**OPDRACHTEN**
1 > Op welke datum werd volgens de tekst over de betrekkingen tussen de EU en Turkije de Turkse terugtrekking uit de Istanbul Conventie opgebracht in de Raad Algemene Zaken?
2 > Schrijf een vervolg op de tekst over de betrekkingen tussen de EU en Turkije, te beginnen na de laatste zin.
***** AANGELEVERDE TEKST
Mede op aandringen van Nederland en conform de motie-Kuiken e.a.4 legden de leden van de ER vast dat de rechtsstaat en de grondrechten in Turkije een grote bron van zorg zijn. De aanvallen op politieke partijen en media en andere recente besluiten betekenen een ernstige achteruitgang van de mensenrechten en gaan in tegen de verplichtingen van Turkije om de democratie, de rechtsstaat en vrouwenrechten te eerbiedigen. In hun verklaring legden de leden van de ER vast dat een dialoog over deze kwesties een integraal onderdeel van de betrekkingen tussen de EU en Turkije blijft. Het is evident dat dit ook van toepassing is op de eventuele modernisering van de douane-unie met Turkije.

Vraag 4

Deelt u de mening dat gezien de recente uittreding van Turkije uit het Verdrag van de Raad van Europa inzake het voorkomen en bestrijden van geweld tegen vrouwen en huiselijk geweld (Istanbul-Conventie) en de pogingen de politieke partij HDP te verbieden stappen richting de modernisering van de douane-unie een verkeerd signaal is en een klap in het gezicht van democraten in Turkije?5, 6

Antwoord 4

Tijdens de bespreking van de EU-Turkije relatie in de Raad Buitenlandse Zaken van 22 maart jl. kwamen zorgen over de binnenlandspolitieke situatie in Turkije, zoals de aangekondigde Turkse terugtrekking uit de Istanbul Conventie en de positie van gekozen volksvertegenwoordigers, mede dankzij Nederland nadrukkelijk aan de orde. Ook tijdens de Raad Algemene Zaken van 24 maart jl. werd de Turkse terugtrekking uit de Istanbul Conventie met steun van Nederland opgebracht onder Any Other Business. Het Voorzitterschap sprak ontzetting uit over de Turkse aankondiging.

Het kabinet is van oordeel dat de rechtsstaat en mensenrechten onderdeel dienen uit te maken van de dialoog tussen de EU en Turkije. Mede op aandringen van Nederland en conform de motie-Kuiken e.a.7 stelden de leden van de ER vervolgens op 25 maart dat de rechtsstaat en de grondrechten in Turkije een grote bron van zorg zijn. De aanvallen op politieke partijen en media en andere recente besluiten betekenen een ernstige achteruitgang van de mensenrechten en gaan in tegen de verplichtingen van Turkije om de democratie, de rechtsstaat en vrouwenrechten te eerbiedigen. De ER concludeerde daarom, dat een dialoog over de mensenrechten en de rechtstaat een integraal onderdeel blijft van de betrekkingen tussen de EU en Turkije. Het is evident dat dit ook van toepassing is op de eventuele modernisering van de douane-unie met Turkije.

Vraag 5

Bent u bereid om op de kortst mogelijke termijn er bij uw Europese ambtsgenoten op aan te dringen dat er pas sprake kan zijn van modernisering van de douane-unie als er verbeteringen zijn op het gebied van mensenrechten in Turkije? Zo ja, op welke termijn? Zo nee, waarom niet?
**********
***** INHOUD DATASET
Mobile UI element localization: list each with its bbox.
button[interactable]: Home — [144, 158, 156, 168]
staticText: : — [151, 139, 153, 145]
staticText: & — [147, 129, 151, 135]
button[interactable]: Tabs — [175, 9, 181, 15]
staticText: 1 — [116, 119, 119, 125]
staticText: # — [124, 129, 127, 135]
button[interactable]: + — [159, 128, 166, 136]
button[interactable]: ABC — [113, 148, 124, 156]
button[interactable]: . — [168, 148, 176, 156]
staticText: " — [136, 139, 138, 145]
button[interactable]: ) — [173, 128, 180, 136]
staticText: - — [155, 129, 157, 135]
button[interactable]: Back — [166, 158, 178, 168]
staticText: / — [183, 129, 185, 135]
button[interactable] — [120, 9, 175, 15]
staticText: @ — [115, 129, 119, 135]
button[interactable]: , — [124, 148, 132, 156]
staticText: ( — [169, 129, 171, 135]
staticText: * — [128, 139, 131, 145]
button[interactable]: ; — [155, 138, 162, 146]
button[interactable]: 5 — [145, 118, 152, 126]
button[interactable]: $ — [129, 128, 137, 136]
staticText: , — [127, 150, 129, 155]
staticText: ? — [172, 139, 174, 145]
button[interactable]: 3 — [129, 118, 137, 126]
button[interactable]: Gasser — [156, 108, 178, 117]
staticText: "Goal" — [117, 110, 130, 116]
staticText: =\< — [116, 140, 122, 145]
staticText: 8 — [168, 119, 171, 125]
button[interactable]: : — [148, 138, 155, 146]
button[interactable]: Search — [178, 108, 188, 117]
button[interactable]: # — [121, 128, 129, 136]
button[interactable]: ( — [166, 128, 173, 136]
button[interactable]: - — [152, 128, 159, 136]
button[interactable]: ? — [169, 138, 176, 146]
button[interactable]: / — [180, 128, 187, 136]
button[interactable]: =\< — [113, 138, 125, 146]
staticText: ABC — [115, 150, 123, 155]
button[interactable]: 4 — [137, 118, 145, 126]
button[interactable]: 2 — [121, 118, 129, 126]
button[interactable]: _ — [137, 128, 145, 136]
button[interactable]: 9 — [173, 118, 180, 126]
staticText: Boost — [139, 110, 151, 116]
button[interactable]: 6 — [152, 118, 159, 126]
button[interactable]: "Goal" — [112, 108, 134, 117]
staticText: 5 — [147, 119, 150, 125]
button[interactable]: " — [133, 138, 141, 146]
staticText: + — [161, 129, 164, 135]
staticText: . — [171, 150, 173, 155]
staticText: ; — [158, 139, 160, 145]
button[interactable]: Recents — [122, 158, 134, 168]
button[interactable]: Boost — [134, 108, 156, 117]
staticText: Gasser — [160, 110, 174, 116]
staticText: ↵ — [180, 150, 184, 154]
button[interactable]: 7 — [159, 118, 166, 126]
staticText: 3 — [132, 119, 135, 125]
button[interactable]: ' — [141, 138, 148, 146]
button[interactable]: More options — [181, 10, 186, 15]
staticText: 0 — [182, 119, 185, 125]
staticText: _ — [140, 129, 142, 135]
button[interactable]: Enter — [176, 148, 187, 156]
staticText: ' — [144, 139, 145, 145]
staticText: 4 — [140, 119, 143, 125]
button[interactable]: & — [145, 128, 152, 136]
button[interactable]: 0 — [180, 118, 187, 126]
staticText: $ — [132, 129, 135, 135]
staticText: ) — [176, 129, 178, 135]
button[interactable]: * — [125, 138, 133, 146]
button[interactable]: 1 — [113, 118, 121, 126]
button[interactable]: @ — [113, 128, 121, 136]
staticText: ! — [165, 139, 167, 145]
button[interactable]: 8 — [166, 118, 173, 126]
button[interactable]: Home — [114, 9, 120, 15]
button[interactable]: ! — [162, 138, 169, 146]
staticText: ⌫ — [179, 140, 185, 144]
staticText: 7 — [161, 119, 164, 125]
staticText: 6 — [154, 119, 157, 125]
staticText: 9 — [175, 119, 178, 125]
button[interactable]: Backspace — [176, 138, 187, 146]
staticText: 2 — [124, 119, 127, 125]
**********
**GEGEVEN ANTWOORDEN**
1 > Op 24 maart.

2 >
Antwoord 5

Tijdens de bespreking van de EU-Turkije relatie in de Raad Buitenlandse Zaken van 22 maart jl. kwamen zorgen over de binnenlandspolitieke situatie in Turkije, zoals de aangekondigde Turkse terugtrekking uit het Istanboel Verdrag en de positie van gekozen volksvertegenwoordigers, nadrukkelijk aan de orde. Het kabinet heeft onderstreept dat de rechtsstaat en mensenrechten onderdeel dienen uit te maken van de dialoog tussen de EU en Turkije. Dit werd, mede op instigatie van het kabinet, ook gereflecteerd in de ER Verklaring van 25 maart jl. Het is evident dat dit ook van toepassing is op de eventuele modernisering van de douane-unie met Turkije. Het kabinet zal dit bij relevante nieuwe discussies met collega’s opnieuw benadrukken.

Vraag 6

Bent u bereid om persoonlijk contact op te nemen met uw Turkse ambtsgenoot om uw zorgen over de recente ontwikkelingen op het gebied van mensenrechten, en specifiek de ontwikkelingen op het gebied van vrouwenrechten en de pogingen tot het verbieden van de HDP, over te brengen? Zo ja, op welke termijn? Zo nee, waarom niet?

Antwoord 6

Het kabinet stelt de zorgen over de mensenrechten en de rechtsstaat in Turkije regelmatig aan de orde, zowel multilateraal als bilateraal. De zorgen m.b.t. de aangekondigde terugtreding uit het Istanboel Verdrag, maar ook de ontwikkelingen rondom de HDP-partij zijn nadrukkelijk aan de orde gesteld in een recent gesprek met mijn Turkse collega. Er is dus al vanuit het kabinet persoonlijk contact hierover geweest met Turkije. Nederland heeft dat ook publiekelijk gedaan, o.a. in EU-verband. Daarnaast zijn deze kwesties ook tijdens de Raad Buitenlandse Zaken van 22 maart jl., de Raad Algemene Zaken van 24 maart jl. en de Europese Raad van 25 maart jl. aan de orde gesteld.


X Noot
1

Europese Raad, «Statement of the Members of the European Council», 25 maart 2021, https://www.consilium.europa.eu/media/48976/250321-vtc-euco-statement-en.pdf

X Noot
2

Handelingen II, vergaderjaar 2020–2021, nr. 61, debat over de Europese Top op 25 en 26 maart, gehouden op 24 maart 2021, https://www.tweedekamer.nl/kamerstukken/plenaire_verslagen/detail/f8b7076f-cf28-4f3f-9113-0c5640715bf9.

X Noot
3

Raad van de Europese Unie, «Raadsconclusies Enlargement and Stabilisation and Association Process», 26 juni 2018, https://www.consilium.europa.eu/media/35863/st10555-en18.pdf.

X Noot
4

Kamerstuk 21 501-20, nr. 1650

X Noot
5

NOS, «Turkije stapt uit Istanbul-verdrag, dat geweld tegen vrouwen bestrijdt», 21 maart 2021, https://nos.nl/l/2373347.

X Noot
6

NOS, «Turkije vraagt rechter om pro-Koerdische partij te verbieden», 17 maart 2021, https://nos.nl/l/2373057.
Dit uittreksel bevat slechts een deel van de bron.